● Task to carry out
Without further comment, state how many lines in the listing below contain the word "Fragestellung".

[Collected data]

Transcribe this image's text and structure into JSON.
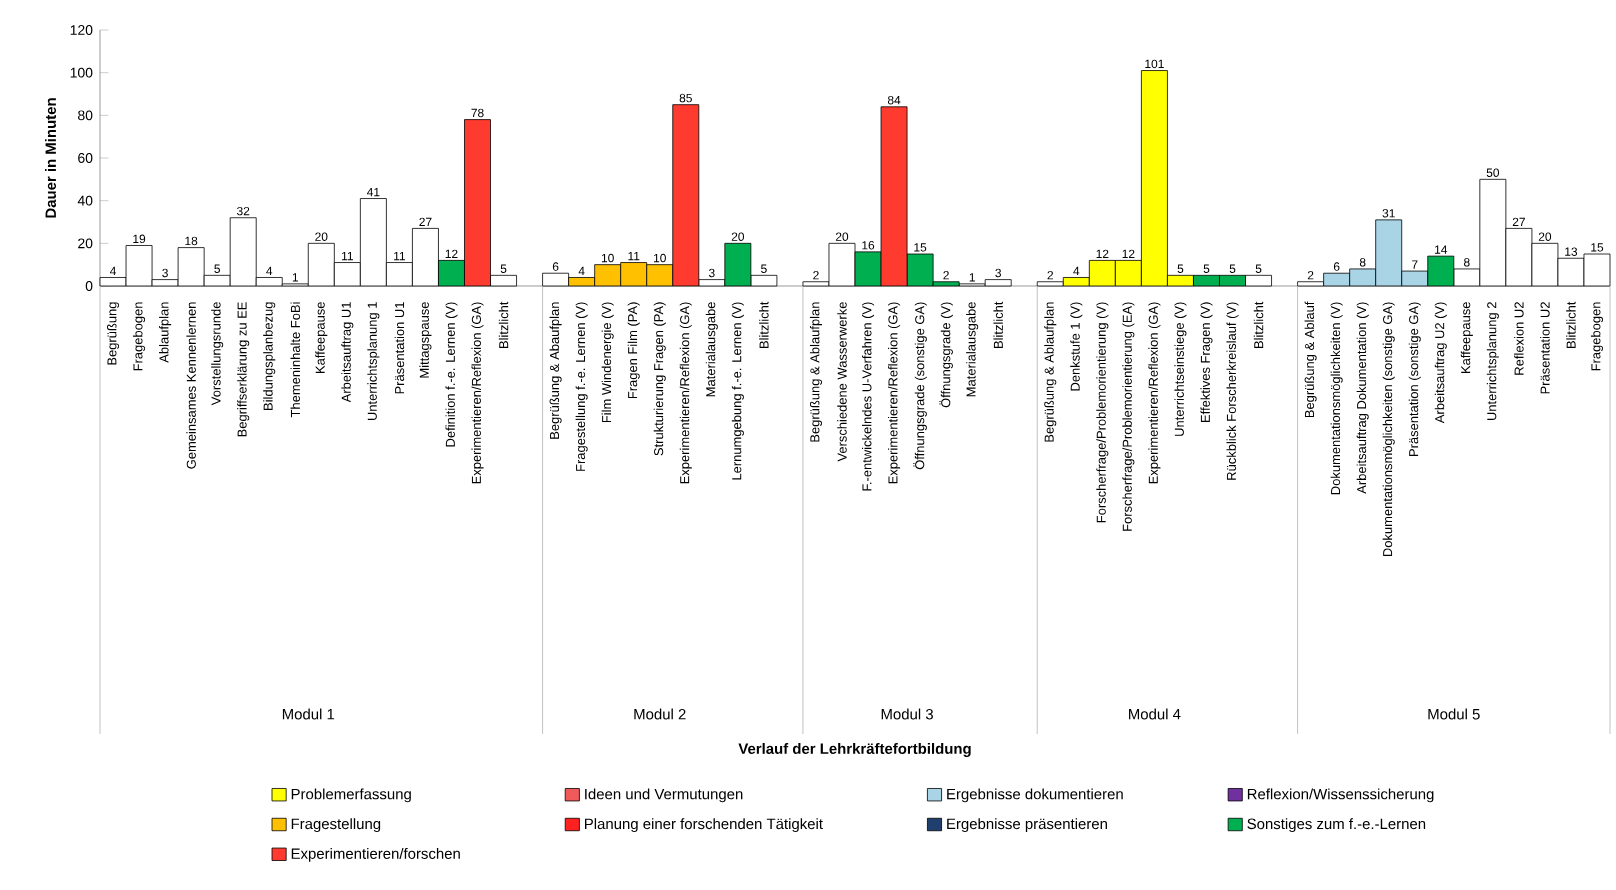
{
  "chart_data": {
    "type": "bar",
    "ylabel": "Dauer in Minuten",
    "categories": [
      "Begrüßung",
      "Fragebogen",
      "Ablaufplan",
      "Gemeinsames Kennenlernen",
      "Vorstellungsrunde",
      "Begriffserklärung zu EE",
      "Bildungsplanbezug",
      "Themeninhalte FoBi",
      "Kaffeepause",
      "Arbeitsauftrag U1",
      "Unterrichtsplanung 1",
      "Präsentation U1",
      "Mittagspause",
      "Definition f.-e. Lernen (V)",
      "Experimentieren/Reflexion (GA)",
      "Blitzlicht",
      null,
      "Begrüßung & Abaufplan",
      "Fragestellung f.-e. Lernen (V)",
      "Film Windenergie (V)",
      "Fragen Film (PA)",
      "Strukturierung Fragen (PA)",
      "Experimentieren/Reflexion (GA)",
      "Materialausgabe",
      "Lernumgebung f.-e. Lernen (V)",
      "Blitzlicht",
      null,
      "Begrüßung & Ablaufplan",
      "Verschiedene Wasserwerke",
      "F.-entwickelndes U-Verfahren (V)",
      "Experimentieren/Reflexion (GA)",
      "Öffnungsgrade (sonstige GA)",
      "Öffnungsgrade (V)",
      "Materialausgabe",
      "Blitzlicht",
      null,
      "Begrüßung & Ablaufplan",
      "Denkstufe 1 (V)",
      "Forscherfrage/Problemorientierung (V)",
      "Forscherfrage/Problemorientierung (EA)",
      "Experimentieren/Reflexion (GA)",
      "Unterrichtseinstiege (V)",
      "Effektives Fragen (V)",
      "Rückblick Forscherkreislauf (V)",
      "Blitzlicht",
      null,
      "Begrüßung & Ablauf",
      "Dokumentationsmöglichkeiten (V)",
      "Arbeitsauftrag Dokumentation (V)",
      "Dokumentationsmöglichkeiten (sonstige GA)",
      "Präsentation (sonstige GA)",
      "Arbeitsauftrag U2 (V)",
      "Kaffeepause",
      "Unterrichtsplanung 2",
      "Reflexion U2",
      "Präsentation U2",
      "Blitzlicht",
      "Fragebogen"
    ],
    "series": [
      {
        "color": "#ffffff",
        "values": [
          4,
          19,
          3,
          18,
          5,
          32,
          4,
          1,
          20,
          11,
          41,
          11,
          27,
          null,
          null,
          5,
          null,
          6,
          null,
          null,
          null,
          null,
          null,
          3,
          null,
          5,
          null,
          2,
          20,
          null,
          null,
          null,
          null,
          1,
          3,
          null,
          2,
          null,
          null,
          null,
          null,
          null,
          null,
          null,
          5,
          null,
          2,
          null,
          null,
          null,
          null,
          null,
          8,
          50,
          27,
          20,
          13,
          15
        ]
      },
      {
        "name": "Problemerfassung",
        "color": "#ffff00",
        "values": [
          null,
          null,
          null,
          null,
          null,
          null,
          null,
          null,
          null,
          null,
          null,
          null,
          null,
          null,
          null,
          null,
          null,
          null,
          null,
          null,
          null,
          null,
          null,
          null,
          null,
          null,
          null,
          null,
          null,
          null,
          null,
          null,
          null,
          null,
          null,
          null,
          null,
          4,
          12,
          12,
          101,
          5,
          null,
          null,
          null,
          null,
          null,
          null,
          null,
          null,
          null,
          null,
          null,
          null,
          null,
          null,
          null,
          null
        ]
      },
      {
        "name": "Ideen und Vermutungen",
        "color": "#f05a5a",
        "values": [
          null,
          null,
          null,
          null,
          null,
          null,
          null,
          null,
          null,
          null,
          null,
          null,
          null,
          null,
          null,
          null,
          null,
          null,
          null,
          null,
          null,
          null,
          null,
          null,
          null,
          null,
          null,
          null,
          null,
          null,
          null,
          null,
          null,
          null,
          null,
          null,
          null,
          null,
          null,
          null,
          null,
          null,
          null,
          null,
          null,
          null,
          null,
          null,
          null,
          null,
          null,
          null,
          null,
          null,
          null,
          null,
          null,
          null
        ]
      },
      {
        "name": "Ergebnisse dokumentieren",
        "color": "#a8d4e6",
        "values": [
          null,
          null,
          null,
          null,
          null,
          null,
          null,
          null,
          null,
          null,
          null,
          null,
          null,
          null,
          null,
          null,
          null,
          null,
          null,
          null,
          null,
          null,
          null,
          null,
          null,
          null,
          null,
          null,
          null,
          null,
          null,
          null,
          null,
          null,
          null,
          null,
          null,
          null,
          null,
          null,
          null,
          null,
          null,
          null,
          null,
          null,
          null,
          6,
          8,
          31,
          7,
          null,
          null,
          null,
          null,
          null,
          null,
          null
        ]
      },
      {
        "name": "Reflexion/Wissenssicherung",
        "color": "#7030a0",
        "values": [
          null,
          null,
          null,
          null,
          null,
          null,
          null,
          null,
          null,
          null,
          null,
          null,
          null,
          null,
          null,
          null,
          null,
          null,
          null,
          null,
          null,
          null,
          null,
          null,
          null,
          null,
          null,
          null,
          null,
          null,
          null,
          null,
          null,
          null,
          null,
          null,
          null,
          null,
          null,
          null,
          null,
          null,
          null,
          null,
          null,
          null,
          null,
          null,
          null,
          null,
          null,
          null,
          null,
          null,
          null,
          null,
          null,
          null
        ]
      },
      {
        "name": "Fragestellung",
        "color": "#ffc000",
        "values": [
          null,
          null,
          null,
          null,
          null,
          null,
          null,
          null,
          null,
          null,
          null,
          null,
          null,
          null,
          null,
          null,
          null,
          null,
          4,
          10,
          11,
          10,
          null,
          null,
          null,
          null,
          null,
          null,
          null,
          null,
          null,
          null,
          null,
          null,
          null,
          null,
          null,
          null,
          null,
          null,
          null,
          null,
          null,
          null,
          null,
          null,
          null,
          null,
          null,
          null,
          null,
          null,
          null,
          null,
          null,
          null,
          null,
          null
        ]
      },
      {
        "name": "Planung einer forschenden Tätigkeit",
        "color": "#ff2020",
        "values": [
          null,
          null,
          null,
          null,
          null,
          null,
          null,
          null,
          null,
          null,
          null,
          null,
          null,
          null,
          null,
          null,
          null,
          null,
          null,
          null,
          null,
          null,
          null,
          null,
          null,
          null,
          null,
          null,
          null,
          null,
          null,
          null,
          null,
          null,
          null,
          null,
          null,
          null,
          null,
          null,
          null,
          null,
          null,
          null,
          null,
          null,
          null,
          null,
          null,
          null,
          null,
          null,
          null,
          null,
          null,
          null,
          null,
          null
        ]
      },
      {
        "name": "Ergebnisse präsentieren",
        "color": "#1f3f6e",
        "values": [
          null,
          null,
          null,
          null,
          null,
          null,
          null,
          null,
          null,
          null,
          null,
          null,
          null,
          null,
          null,
          null,
          null,
          null,
          null,
          null,
          null,
          null,
          null,
          null,
          null,
          null,
          null,
          null,
          null,
          null,
          null,
          null,
          null,
          null,
          null,
          null,
          null,
          null,
          null,
          null,
          null,
          null,
          null,
          null,
          null,
          null,
          null,
          null,
          null,
          null,
          null,
          null,
          null,
          null,
          null,
          null,
          null,
          null
        ]
      },
      {
        "name": "Sonstiges zum f.-e.-Lernen",
        "color": "#00b050",
        "values": [
          null,
          null,
          null,
          null,
          null,
          null,
          null,
          null,
          null,
          null,
          null,
          null,
          null,
          12,
          null,
          null,
          null,
          null,
          null,
          null,
          null,
          null,
          null,
          null,
          20,
          null,
          null,
          null,
          null,
          16,
          null,
          15,
          2,
          null,
          null,
          null,
          null,
          null,
          null,
          null,
          null,
          null,
          5,
          5,
          null,
          null,
          null,
          null,
          null,
          null,
          null,
          14,
          null,
          null,
          null,
          null,
          null,
          null
        ]
      },
      {
        "name": "Experimentieren/forschen",
        "color": "#ff3b2f",
        "values": [
          null,
          null,
          null,
          null,
          null,
          null,
          null,
          null,
          null,
          null,
          null,
          null,
          null,
          null,
          78,
          null,
          null,
          null,
          null,
          null,
          null,
          null,
          85,
          null,
          null,
          null,
          null,
          null,
          null,
          null,
          84,
          null,
          null,
          null,
          null,
          null,
          null,
          null,
          null,
          null,
          null,
          null,
          null,
          null,
          null,
          null,
          null,
          null,
          null,
          null,
          null,
          null,
          null,
          null,
          null,
          null,
          null,
          null
        ]
      }
    ],
    "annotations": [
      "Modul 1",
      "Modul 2",
      "Modul 3",
      "Modul 4",
      "Modul 5",
      "Verlauf der Lehrkräftefortbildung"
    ],
    "ylim": [
      0,
      120
    ],
    "yticks": [
      0,
      20,
      40,
      60,
      80,
      100,
      120
    ],
    "data_labels": true,
    "legend": "bottom"
  }
}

● Solution to this problem
2